Begin Information supplied

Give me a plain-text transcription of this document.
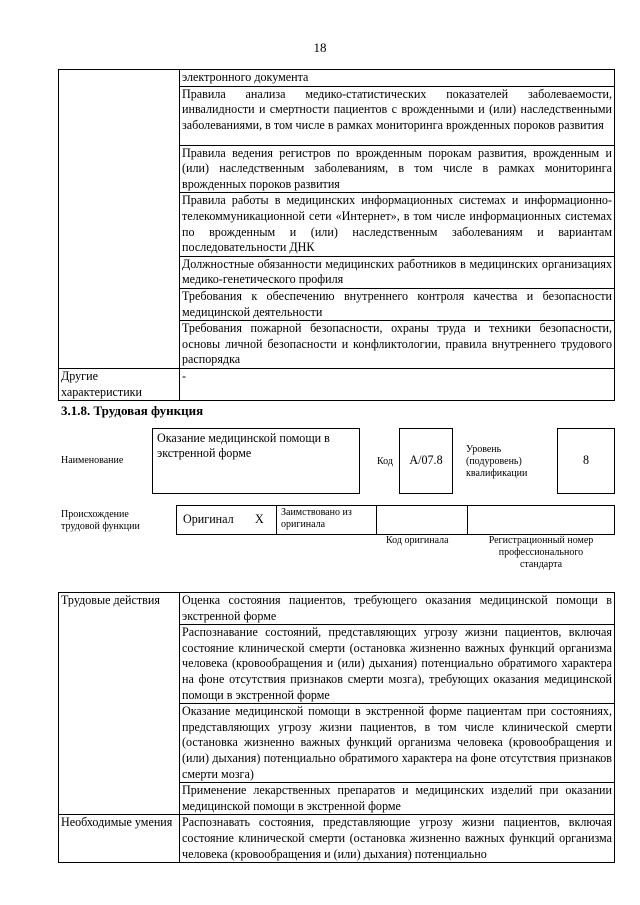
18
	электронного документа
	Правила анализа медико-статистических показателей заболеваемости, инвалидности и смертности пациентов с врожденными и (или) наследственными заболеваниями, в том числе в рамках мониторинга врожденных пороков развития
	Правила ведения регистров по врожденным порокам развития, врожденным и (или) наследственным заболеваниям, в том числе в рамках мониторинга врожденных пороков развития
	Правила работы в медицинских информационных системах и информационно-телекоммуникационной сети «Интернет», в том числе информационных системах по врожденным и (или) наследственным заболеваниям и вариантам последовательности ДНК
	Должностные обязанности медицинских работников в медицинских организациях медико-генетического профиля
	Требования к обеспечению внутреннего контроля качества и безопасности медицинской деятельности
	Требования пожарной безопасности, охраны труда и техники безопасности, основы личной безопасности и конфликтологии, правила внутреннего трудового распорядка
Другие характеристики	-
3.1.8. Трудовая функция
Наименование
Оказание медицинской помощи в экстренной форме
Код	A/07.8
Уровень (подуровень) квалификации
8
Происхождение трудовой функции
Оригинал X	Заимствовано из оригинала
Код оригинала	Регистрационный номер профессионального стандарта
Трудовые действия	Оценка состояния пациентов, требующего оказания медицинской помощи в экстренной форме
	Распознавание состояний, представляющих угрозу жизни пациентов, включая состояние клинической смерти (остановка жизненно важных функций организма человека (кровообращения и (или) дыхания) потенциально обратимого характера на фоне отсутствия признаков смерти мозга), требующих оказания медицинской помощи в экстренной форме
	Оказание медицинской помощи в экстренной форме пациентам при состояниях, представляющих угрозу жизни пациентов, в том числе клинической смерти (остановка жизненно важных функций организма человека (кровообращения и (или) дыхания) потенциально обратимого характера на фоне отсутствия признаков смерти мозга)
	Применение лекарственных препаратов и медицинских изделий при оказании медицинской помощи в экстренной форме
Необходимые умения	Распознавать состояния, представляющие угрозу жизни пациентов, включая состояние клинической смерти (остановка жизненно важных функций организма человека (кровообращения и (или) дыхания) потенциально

End Information supplied
Begin Information supplied

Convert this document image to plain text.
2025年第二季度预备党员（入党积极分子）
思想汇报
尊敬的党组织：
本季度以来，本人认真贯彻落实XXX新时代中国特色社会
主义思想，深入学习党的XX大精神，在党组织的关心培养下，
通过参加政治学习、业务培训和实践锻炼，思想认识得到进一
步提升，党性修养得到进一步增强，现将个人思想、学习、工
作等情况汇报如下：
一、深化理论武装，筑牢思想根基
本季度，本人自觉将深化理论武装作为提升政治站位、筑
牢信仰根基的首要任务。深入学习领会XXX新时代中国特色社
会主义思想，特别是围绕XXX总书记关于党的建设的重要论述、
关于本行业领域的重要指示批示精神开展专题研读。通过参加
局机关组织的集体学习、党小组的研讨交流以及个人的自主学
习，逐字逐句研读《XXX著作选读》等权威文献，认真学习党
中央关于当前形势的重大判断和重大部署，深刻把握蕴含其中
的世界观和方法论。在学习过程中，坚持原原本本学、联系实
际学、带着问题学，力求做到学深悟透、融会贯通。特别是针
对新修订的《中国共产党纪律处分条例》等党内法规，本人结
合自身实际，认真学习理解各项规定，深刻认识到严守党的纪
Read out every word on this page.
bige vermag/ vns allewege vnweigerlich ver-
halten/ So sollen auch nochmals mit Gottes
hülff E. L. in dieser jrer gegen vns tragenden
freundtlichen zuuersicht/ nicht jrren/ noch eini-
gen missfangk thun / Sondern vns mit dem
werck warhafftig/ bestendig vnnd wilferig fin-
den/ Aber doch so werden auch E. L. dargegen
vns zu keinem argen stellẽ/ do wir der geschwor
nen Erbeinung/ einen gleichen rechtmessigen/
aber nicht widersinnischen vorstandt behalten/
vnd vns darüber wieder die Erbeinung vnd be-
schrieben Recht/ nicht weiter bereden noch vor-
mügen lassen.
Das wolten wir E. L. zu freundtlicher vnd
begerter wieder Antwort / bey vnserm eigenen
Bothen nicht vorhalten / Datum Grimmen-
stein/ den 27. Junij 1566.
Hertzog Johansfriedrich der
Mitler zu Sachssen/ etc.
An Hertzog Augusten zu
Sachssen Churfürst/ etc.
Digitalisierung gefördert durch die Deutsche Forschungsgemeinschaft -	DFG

End Information supplied
Begin Information supplied

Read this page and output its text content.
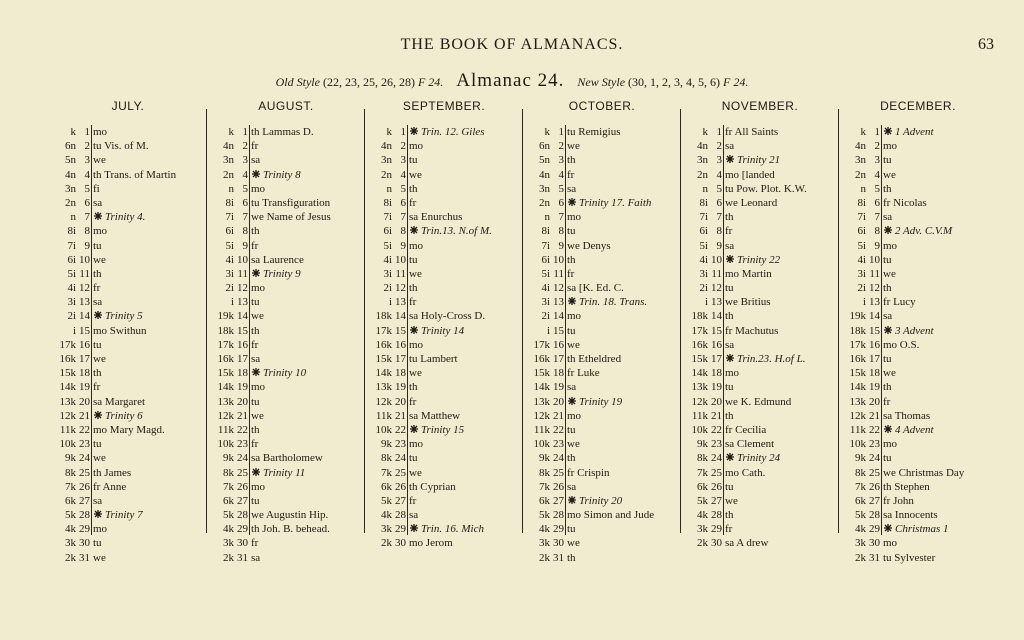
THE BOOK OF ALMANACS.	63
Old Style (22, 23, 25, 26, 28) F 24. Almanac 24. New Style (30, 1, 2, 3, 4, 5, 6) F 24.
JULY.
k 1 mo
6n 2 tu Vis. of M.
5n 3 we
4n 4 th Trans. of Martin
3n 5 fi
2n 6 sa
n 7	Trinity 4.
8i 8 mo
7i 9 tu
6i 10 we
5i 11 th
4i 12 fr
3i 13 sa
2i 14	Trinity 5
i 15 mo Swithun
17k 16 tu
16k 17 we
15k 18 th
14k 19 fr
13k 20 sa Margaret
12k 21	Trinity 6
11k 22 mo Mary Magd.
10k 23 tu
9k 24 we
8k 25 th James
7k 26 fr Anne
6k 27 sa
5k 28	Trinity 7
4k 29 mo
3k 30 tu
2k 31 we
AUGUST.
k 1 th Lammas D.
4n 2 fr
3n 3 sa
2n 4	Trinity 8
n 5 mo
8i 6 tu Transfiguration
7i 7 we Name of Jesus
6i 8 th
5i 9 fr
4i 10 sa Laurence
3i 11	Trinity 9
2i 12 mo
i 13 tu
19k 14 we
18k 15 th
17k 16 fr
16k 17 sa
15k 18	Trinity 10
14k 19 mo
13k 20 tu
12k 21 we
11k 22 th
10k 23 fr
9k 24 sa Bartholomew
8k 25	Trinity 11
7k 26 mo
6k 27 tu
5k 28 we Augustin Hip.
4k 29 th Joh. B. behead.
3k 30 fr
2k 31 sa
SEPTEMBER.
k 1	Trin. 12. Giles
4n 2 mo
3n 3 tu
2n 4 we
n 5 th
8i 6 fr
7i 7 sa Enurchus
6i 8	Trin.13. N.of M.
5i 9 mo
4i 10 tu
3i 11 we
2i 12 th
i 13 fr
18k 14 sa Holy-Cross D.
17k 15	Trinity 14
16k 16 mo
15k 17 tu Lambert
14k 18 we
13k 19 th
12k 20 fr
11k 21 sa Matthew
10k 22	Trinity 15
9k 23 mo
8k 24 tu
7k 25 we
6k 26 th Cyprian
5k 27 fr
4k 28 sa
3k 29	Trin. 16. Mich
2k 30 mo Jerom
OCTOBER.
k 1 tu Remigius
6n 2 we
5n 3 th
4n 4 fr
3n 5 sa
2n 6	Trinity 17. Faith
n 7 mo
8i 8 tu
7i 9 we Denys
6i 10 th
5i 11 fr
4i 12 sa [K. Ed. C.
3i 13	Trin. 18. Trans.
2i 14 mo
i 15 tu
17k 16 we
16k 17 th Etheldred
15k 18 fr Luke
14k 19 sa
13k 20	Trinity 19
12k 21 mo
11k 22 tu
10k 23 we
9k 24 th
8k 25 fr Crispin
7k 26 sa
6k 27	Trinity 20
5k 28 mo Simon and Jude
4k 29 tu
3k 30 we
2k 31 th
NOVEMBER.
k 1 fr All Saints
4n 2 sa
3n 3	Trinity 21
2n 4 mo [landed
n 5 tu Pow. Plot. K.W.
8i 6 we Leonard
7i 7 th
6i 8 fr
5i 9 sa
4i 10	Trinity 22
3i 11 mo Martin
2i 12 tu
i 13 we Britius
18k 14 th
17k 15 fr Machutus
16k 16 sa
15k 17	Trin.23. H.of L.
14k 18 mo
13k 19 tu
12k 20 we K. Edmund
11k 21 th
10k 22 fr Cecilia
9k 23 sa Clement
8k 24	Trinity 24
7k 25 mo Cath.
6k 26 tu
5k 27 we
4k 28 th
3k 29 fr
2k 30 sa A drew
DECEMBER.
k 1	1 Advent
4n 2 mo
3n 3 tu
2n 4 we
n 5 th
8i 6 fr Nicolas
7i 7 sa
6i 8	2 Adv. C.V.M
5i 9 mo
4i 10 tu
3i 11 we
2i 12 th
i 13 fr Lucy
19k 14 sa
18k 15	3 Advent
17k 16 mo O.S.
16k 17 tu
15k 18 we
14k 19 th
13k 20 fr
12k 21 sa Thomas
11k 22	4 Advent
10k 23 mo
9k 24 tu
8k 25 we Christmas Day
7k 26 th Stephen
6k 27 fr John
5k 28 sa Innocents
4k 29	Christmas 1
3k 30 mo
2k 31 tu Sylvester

End Information supplied

→ Stated task
Working from the listing above, pick out every line that has "nicht" and copy it.

→ Response to this task
freundtlichen zuuersicht/ nicht jrren/ noch eini-
aber nicht widersinnischen vorstandt behalten/
schrieben Recht/ nicht weiter bereden noch vor-
Bothen nicht vorhalten / Datum Grimmen-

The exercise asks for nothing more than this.